Take each line containing the word "content" and copy it.

# # # # #

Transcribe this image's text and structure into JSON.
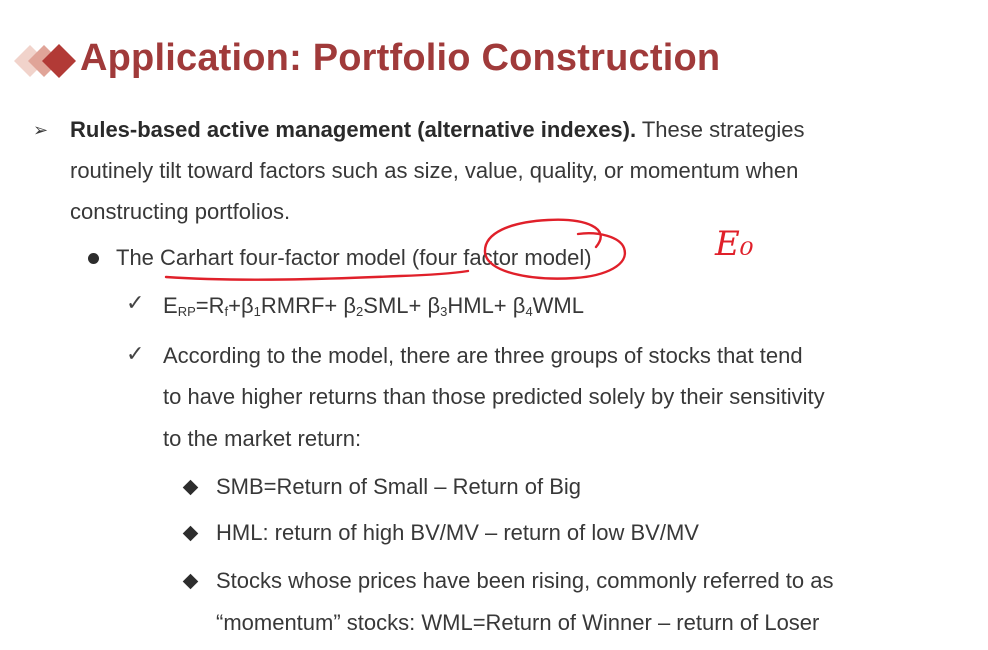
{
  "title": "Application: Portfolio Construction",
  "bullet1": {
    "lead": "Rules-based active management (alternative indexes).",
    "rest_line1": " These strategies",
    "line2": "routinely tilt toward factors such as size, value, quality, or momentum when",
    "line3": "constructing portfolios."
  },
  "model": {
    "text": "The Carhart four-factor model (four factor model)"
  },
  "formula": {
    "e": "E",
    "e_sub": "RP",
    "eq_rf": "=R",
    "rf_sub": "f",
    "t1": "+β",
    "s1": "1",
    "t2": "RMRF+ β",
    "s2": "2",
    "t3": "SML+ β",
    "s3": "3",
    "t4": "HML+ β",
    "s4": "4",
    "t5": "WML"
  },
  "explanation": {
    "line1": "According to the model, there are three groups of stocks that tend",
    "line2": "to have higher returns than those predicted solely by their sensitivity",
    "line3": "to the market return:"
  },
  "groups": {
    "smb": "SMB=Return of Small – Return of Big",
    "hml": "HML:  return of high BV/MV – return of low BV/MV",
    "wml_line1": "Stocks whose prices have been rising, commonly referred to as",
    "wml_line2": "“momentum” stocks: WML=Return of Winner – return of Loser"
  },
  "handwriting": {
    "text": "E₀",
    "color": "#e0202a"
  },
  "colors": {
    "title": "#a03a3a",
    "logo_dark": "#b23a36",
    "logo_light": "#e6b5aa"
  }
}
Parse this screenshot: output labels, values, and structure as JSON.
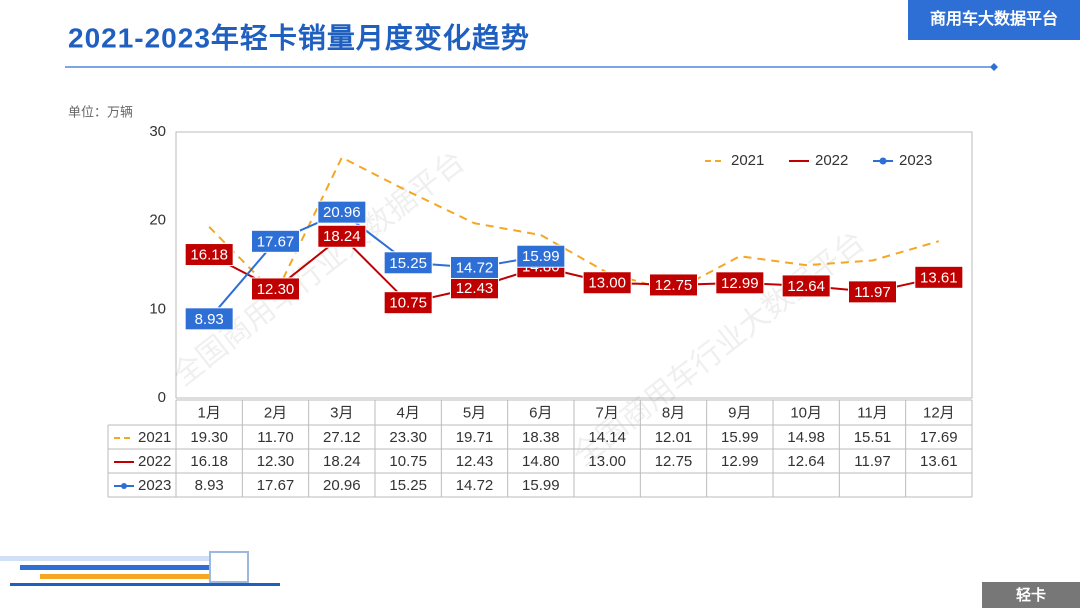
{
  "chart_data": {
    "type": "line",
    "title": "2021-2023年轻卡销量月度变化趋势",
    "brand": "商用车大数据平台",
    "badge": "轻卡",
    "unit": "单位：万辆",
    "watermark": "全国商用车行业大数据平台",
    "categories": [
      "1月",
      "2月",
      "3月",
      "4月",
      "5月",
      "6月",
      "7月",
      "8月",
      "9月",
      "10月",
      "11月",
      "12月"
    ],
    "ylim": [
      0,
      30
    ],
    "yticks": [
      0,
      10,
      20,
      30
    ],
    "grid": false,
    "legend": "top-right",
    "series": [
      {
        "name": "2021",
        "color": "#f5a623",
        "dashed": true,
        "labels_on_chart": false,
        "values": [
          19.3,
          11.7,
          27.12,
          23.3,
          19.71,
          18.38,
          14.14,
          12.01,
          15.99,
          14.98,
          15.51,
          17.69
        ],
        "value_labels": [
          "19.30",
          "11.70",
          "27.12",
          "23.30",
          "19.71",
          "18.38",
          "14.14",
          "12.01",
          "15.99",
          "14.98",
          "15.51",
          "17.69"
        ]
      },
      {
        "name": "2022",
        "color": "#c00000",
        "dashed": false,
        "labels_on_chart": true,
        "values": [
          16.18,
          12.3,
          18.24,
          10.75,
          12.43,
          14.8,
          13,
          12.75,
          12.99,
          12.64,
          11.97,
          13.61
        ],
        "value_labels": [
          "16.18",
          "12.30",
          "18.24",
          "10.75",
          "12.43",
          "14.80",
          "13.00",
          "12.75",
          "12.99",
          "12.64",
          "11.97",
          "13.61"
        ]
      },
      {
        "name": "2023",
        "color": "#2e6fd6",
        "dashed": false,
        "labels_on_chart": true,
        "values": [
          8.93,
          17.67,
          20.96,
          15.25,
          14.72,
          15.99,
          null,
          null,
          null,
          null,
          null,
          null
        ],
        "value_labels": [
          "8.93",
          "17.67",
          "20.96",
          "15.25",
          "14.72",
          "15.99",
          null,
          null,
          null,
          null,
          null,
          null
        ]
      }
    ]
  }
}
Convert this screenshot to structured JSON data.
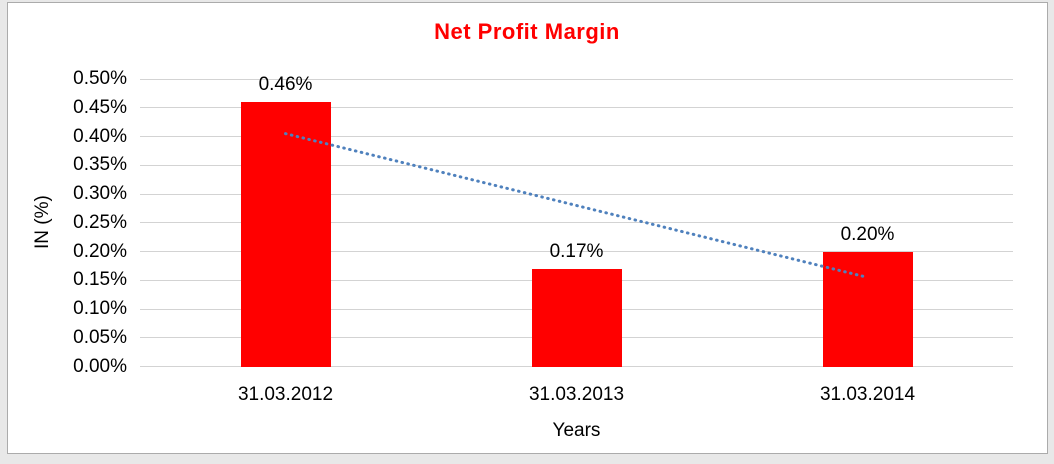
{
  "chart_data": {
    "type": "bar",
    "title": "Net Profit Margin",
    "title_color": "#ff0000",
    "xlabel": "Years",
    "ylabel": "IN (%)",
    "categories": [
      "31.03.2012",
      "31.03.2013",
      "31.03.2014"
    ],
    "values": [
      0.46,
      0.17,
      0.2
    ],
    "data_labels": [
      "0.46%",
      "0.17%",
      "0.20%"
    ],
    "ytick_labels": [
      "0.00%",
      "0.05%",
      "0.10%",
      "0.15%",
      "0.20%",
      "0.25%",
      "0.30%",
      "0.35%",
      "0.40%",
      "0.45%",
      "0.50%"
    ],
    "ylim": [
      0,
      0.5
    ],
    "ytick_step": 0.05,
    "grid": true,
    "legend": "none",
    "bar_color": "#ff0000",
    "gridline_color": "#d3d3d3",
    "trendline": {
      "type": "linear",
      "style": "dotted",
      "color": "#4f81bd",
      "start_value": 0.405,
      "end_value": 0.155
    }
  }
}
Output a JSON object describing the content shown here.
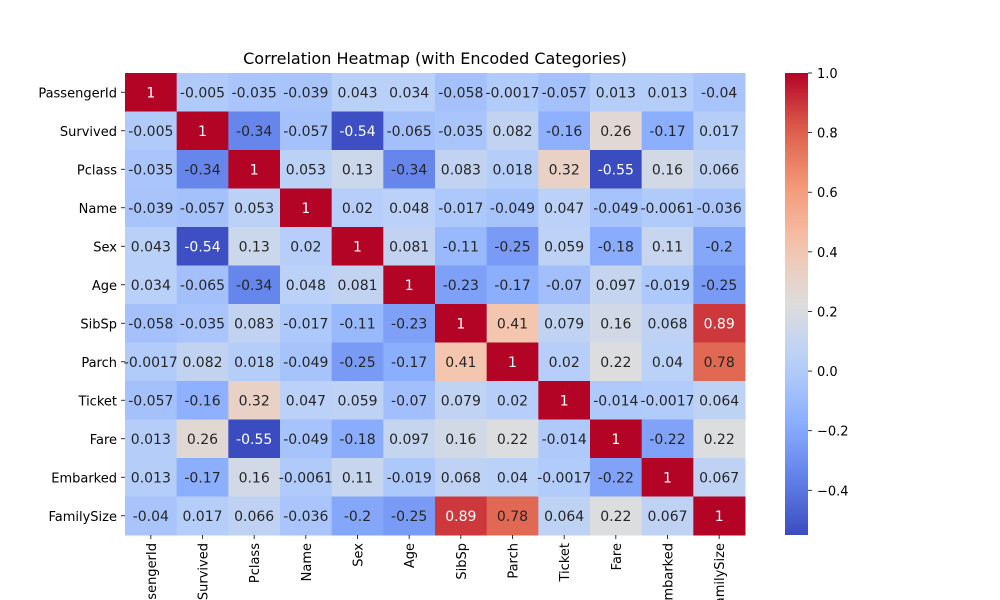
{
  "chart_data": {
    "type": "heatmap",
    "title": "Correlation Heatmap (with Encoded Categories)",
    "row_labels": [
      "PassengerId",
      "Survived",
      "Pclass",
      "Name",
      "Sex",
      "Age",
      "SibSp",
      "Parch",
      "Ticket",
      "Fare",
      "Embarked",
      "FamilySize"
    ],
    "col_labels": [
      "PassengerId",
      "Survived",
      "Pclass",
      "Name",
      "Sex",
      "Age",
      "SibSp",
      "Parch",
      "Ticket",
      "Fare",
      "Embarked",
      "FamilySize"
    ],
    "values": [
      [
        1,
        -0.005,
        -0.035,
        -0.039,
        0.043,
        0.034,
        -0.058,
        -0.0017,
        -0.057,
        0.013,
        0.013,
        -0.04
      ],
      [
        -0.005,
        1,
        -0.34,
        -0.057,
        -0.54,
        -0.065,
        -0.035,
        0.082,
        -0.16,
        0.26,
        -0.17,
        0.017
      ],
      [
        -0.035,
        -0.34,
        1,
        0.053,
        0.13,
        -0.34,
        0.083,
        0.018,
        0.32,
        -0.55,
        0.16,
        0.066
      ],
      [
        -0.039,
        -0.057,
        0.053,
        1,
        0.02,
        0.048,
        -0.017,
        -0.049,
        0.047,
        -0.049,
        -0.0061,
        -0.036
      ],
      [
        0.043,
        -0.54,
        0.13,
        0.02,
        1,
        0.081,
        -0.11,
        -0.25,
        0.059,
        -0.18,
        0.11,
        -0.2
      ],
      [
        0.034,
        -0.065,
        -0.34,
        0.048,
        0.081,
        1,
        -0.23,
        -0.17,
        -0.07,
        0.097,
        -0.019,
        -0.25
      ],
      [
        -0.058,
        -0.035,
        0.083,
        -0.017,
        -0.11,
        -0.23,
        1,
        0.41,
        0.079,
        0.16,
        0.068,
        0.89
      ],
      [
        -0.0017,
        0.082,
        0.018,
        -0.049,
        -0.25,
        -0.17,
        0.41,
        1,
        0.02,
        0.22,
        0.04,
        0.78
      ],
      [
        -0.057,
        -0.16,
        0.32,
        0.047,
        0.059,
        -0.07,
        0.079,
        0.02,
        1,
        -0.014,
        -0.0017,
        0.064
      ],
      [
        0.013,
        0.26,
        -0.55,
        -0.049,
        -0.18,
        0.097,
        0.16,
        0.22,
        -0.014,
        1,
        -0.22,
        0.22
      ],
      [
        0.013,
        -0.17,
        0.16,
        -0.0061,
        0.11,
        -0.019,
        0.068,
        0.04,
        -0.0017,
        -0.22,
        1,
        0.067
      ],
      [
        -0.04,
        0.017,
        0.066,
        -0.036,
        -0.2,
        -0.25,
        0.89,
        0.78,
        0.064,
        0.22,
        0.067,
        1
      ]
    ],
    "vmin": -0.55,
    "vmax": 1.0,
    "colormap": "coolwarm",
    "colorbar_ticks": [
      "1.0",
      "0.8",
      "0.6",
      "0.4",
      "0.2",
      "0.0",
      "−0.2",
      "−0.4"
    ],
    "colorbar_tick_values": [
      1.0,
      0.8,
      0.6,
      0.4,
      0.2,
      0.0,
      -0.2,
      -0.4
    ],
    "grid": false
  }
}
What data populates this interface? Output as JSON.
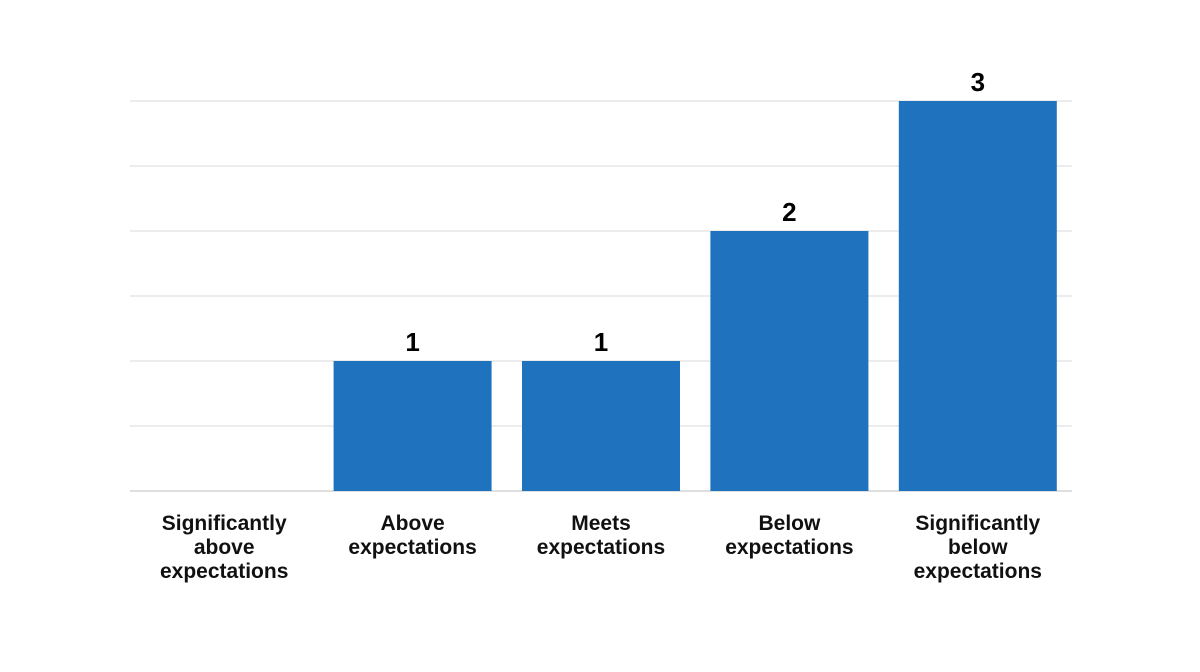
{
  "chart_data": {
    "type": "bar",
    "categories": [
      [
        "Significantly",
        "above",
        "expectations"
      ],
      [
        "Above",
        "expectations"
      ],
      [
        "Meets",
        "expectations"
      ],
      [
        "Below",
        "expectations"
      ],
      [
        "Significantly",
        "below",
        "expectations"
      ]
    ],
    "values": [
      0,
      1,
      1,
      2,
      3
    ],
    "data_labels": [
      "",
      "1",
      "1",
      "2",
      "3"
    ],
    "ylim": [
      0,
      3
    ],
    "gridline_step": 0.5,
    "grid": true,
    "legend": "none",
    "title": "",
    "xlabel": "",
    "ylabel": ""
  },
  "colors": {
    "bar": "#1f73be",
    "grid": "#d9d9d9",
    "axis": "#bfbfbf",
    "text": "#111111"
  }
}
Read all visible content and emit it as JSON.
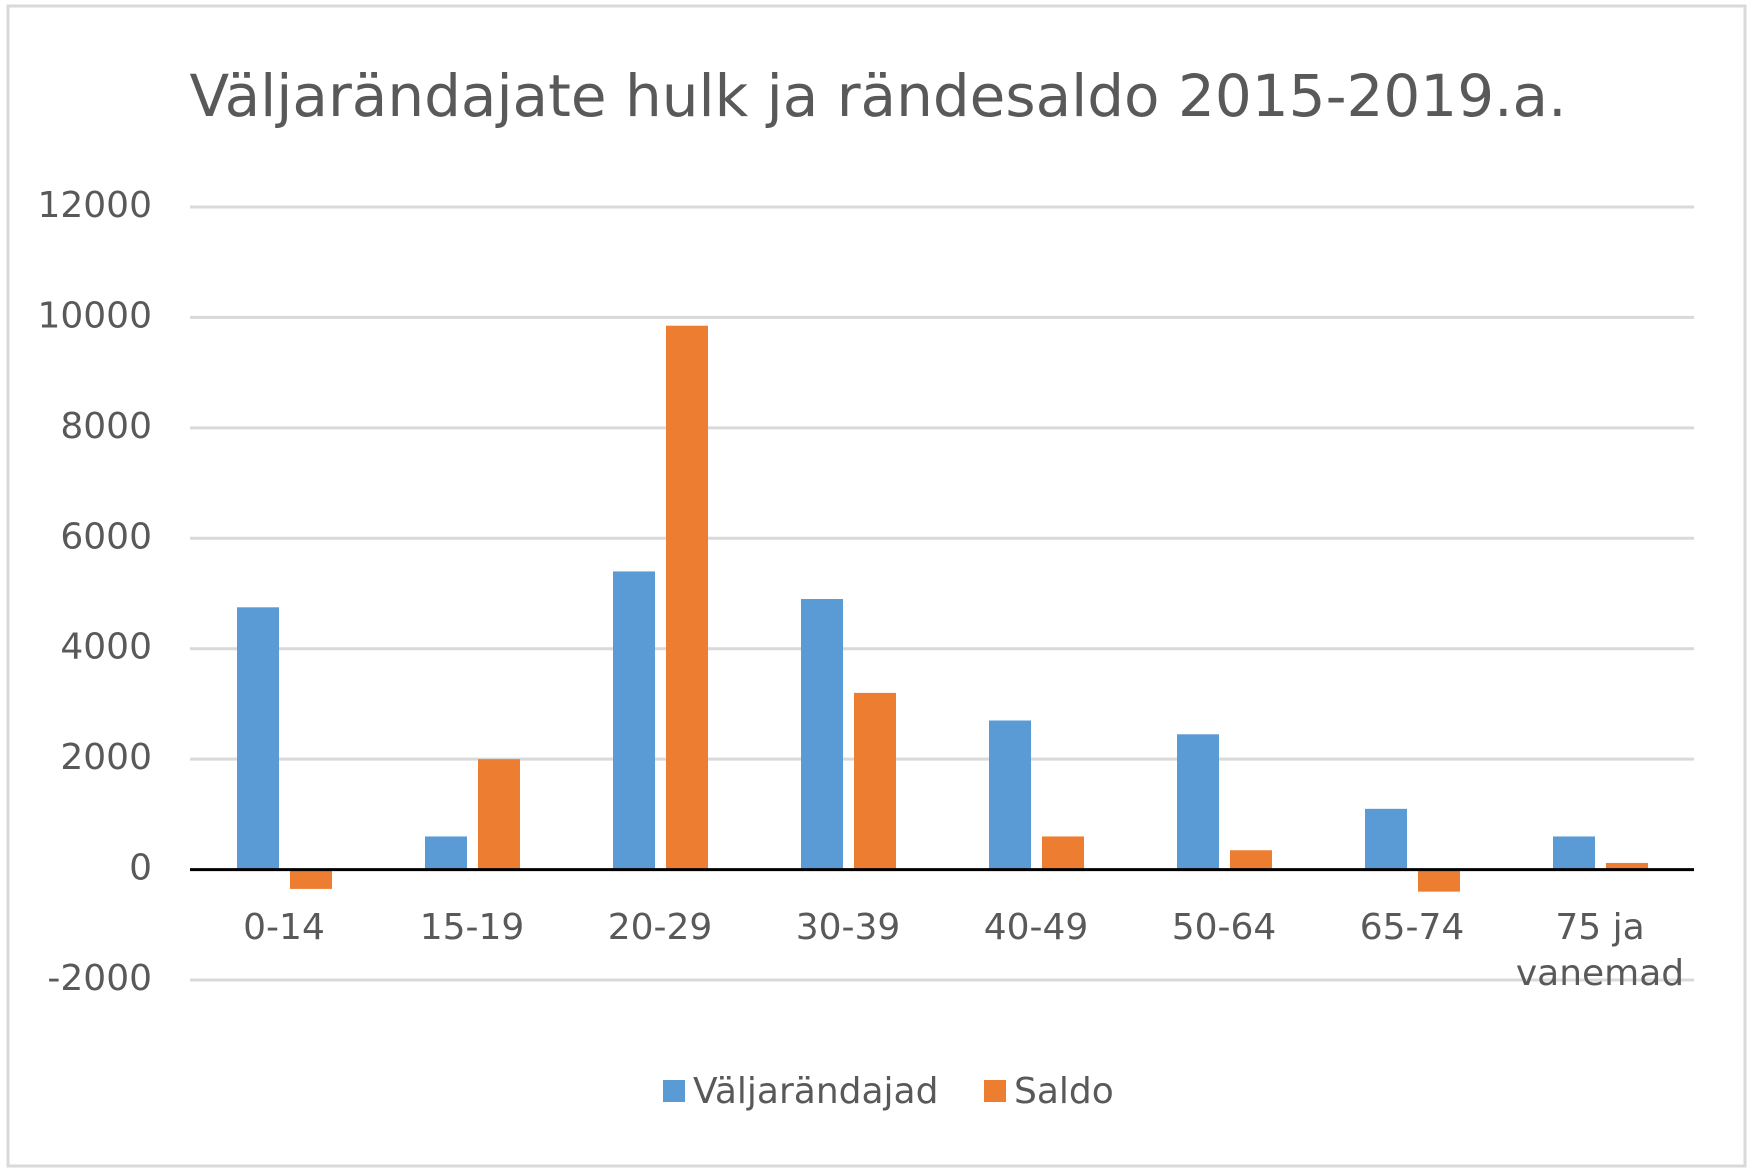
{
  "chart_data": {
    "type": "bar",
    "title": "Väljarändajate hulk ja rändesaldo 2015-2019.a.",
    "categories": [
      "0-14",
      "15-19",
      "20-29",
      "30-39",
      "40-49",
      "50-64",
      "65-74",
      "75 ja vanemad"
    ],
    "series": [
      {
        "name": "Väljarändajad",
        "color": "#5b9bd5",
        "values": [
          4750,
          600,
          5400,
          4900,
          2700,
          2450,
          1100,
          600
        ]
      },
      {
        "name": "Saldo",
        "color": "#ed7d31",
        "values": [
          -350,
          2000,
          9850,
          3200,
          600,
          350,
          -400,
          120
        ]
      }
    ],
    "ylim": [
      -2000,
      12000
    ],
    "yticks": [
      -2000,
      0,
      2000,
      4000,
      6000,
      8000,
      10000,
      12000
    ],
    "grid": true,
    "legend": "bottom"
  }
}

# # # # #

* **Solution to the exercise**:
Output a JSON object describing the content shown here.
Read all visible content and emit it as JSON.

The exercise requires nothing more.